> _Excerpted passage_
....
Another group of party and charter boats

sails from Brielle and Point Pleasant Beach to fish out of Manasquan Inlet, concentrating their efforts on the Klondike, Manasquan Ridge and along edges of the Mud Hole. The Barnegat Inlet fleet hits both North and South Barnegat Ridge.

Initially, most of the packets will try chumming. If the wind is moderate to light, they're able to drift, chumming with ground-up bunker as they go. If the wind's brisk, they'll anchor on some choice bottom and chum.

The key to chumming, especially on these ocean waters, is to use a rod rated for 20- or 30-pound-test, since you'll often be encountering big blues in the 10- to 15-pound class. Using light tackle, especially spinning tackle, will cause you -- and neighboring anglers -- a lot of grief.

Another key is to keep your 6/0 or 7/0 beak-style butterfish-baited hook constantly drifting with the current. In that way, it drifts out in the same depth of the water column as the chum.

Immediately after Labor Day, these boats will concentrate on bluefish in deeper water. But as forage species vacate the bays and rivers, these boats will work the schools tight to the beach.

Small-boat anglers have the best of both worlds when they sail from Barnegat Inlet, since they can ply the waters off Island Beach State Park to the north, or Long Beach Island to the south. Should inclement weather develop, they can scoot back into the inlet, where there are fine casting opportunities along the two long rock jetties flanking the inlet.

There are also many fish along the sedge islands that border Oyster Creek Channel, where drifting live eels, spot or chunks of menhaden or herring often produce.
....
> _Brief 1_
Can you summarize the fishing passage in two sentences?
> _Brief 2_
Would you print the fishing passage from "sails from Brielle" to "lot of grief."?
Rely only on the fishing passage.

(Document structure recognition data)
....
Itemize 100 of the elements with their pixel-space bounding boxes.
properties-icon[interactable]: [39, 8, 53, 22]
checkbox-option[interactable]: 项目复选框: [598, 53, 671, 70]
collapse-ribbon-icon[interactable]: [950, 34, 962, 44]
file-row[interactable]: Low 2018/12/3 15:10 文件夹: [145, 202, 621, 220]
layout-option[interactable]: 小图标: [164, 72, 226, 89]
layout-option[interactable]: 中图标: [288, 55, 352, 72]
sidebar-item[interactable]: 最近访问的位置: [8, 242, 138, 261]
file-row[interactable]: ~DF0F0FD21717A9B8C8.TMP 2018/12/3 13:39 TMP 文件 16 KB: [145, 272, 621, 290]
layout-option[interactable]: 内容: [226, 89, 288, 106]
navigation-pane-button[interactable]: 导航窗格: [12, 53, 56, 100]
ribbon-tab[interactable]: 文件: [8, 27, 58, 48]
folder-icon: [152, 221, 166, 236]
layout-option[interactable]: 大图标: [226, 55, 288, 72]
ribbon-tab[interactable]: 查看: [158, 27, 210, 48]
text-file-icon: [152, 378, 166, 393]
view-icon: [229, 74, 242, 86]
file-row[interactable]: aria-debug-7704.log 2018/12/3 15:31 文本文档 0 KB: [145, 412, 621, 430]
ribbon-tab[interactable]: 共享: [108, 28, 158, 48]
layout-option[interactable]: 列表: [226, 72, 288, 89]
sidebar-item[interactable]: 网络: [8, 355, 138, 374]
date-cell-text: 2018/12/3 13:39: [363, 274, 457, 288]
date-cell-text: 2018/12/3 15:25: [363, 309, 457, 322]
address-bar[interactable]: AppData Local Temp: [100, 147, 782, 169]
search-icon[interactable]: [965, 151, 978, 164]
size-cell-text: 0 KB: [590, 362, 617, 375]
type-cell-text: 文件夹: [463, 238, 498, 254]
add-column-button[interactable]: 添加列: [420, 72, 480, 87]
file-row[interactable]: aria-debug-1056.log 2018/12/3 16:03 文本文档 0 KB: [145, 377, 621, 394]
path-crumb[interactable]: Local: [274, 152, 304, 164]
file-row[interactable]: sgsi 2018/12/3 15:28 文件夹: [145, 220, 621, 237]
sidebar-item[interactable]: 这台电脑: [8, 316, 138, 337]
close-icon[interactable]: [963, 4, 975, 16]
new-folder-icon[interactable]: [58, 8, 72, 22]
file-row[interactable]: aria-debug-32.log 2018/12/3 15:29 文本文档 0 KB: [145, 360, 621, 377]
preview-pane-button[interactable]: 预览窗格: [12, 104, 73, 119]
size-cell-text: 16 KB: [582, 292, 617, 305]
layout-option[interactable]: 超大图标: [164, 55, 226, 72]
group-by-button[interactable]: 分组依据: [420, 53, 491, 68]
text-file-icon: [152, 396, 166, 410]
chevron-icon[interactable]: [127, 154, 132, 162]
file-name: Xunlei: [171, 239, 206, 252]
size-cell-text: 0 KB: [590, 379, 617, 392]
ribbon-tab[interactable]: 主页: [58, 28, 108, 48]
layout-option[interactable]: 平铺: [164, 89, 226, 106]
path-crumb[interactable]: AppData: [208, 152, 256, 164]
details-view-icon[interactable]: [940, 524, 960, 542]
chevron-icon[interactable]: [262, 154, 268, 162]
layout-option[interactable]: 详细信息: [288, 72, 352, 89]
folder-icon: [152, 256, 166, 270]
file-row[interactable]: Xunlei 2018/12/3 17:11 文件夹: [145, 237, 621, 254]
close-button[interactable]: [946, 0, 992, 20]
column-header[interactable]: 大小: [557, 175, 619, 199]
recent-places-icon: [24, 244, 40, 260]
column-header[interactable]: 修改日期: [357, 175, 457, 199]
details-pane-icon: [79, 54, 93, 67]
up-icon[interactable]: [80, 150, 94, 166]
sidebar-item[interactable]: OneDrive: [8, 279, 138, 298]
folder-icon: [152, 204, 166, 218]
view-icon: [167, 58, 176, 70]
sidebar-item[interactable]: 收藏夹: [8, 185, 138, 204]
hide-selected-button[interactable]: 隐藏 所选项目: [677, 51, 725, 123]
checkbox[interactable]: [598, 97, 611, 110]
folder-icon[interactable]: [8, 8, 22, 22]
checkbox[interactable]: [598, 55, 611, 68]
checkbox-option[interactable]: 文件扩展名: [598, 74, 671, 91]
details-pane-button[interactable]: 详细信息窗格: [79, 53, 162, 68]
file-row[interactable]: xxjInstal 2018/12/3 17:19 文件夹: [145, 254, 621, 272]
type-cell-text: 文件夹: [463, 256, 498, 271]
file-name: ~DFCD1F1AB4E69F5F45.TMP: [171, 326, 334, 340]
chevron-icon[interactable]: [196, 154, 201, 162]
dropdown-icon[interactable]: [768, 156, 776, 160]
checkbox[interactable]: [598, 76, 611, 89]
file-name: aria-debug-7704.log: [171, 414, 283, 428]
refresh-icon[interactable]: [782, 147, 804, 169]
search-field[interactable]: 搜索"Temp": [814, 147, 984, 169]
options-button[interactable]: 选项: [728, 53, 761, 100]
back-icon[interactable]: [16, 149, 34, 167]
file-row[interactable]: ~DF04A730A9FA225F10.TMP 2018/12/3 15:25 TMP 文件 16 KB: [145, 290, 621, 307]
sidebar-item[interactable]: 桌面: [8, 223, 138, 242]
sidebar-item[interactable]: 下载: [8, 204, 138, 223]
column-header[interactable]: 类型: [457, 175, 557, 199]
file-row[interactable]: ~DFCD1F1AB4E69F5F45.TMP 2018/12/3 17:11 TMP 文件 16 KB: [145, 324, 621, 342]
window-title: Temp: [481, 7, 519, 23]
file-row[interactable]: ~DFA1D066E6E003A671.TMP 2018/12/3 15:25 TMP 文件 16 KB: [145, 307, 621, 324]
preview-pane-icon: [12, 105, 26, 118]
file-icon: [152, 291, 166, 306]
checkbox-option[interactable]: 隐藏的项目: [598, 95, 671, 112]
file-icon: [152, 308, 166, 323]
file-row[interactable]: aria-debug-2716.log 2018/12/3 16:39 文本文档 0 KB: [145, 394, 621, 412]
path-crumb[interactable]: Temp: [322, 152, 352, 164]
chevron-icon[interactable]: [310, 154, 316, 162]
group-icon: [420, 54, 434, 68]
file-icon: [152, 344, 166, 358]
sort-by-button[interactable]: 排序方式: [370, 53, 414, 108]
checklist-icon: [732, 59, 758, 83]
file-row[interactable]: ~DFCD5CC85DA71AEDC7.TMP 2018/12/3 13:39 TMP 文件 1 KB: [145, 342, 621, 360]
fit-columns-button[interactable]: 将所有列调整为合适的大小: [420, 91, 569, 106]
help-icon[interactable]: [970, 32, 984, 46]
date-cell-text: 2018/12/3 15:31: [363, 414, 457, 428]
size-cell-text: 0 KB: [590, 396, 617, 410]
....
> _Expected output 1_
Party and charter boats sailing from Brielle, Point Pleasant Beach and Barnegat Inlet fish spots such as the Klondike, Manasquan Ridge, the edges of the Mud Hole and North and South Barnegat Ridge, with most starting out by chumming with ground-up bunker and anglers advised to use rods rated for 20- or 30-pound-test for big blues. Small-boat anglers leaving Barnegat Inlet can fish off Island Beach State Park or Long Beach Island, cast along the inlet's rock jetties if the weather turns bad, or fish the sedge islands bordering Oyster Creek Channel.

> _Expected output 2_
sails from Brielle and Point Pleasant Beach to fish out of Manasquan Inlet, concentrating their efforts on the Klondike, Manasquan Ridge and along edges of the Mud Hole. The Barnegat Inlet fleet hits both North and South Barnegat Ridge.

Initially, most of the packets will try chumming. If the wind is moderate to light, they're able to drift, chumming with ground-up bunker as they go. If the wind's brisk, they'll anchor on some choice bottom and chum.

The key to chumming, especially on these ocean waters, is to use a rod rated for 20- or 30-pound-test, since you'll often be encountering big blues in the 10- to 15-pound class. Using light tackle, especially spinning tackle, will cause you -- and neighboring anglers -- a lot of grief.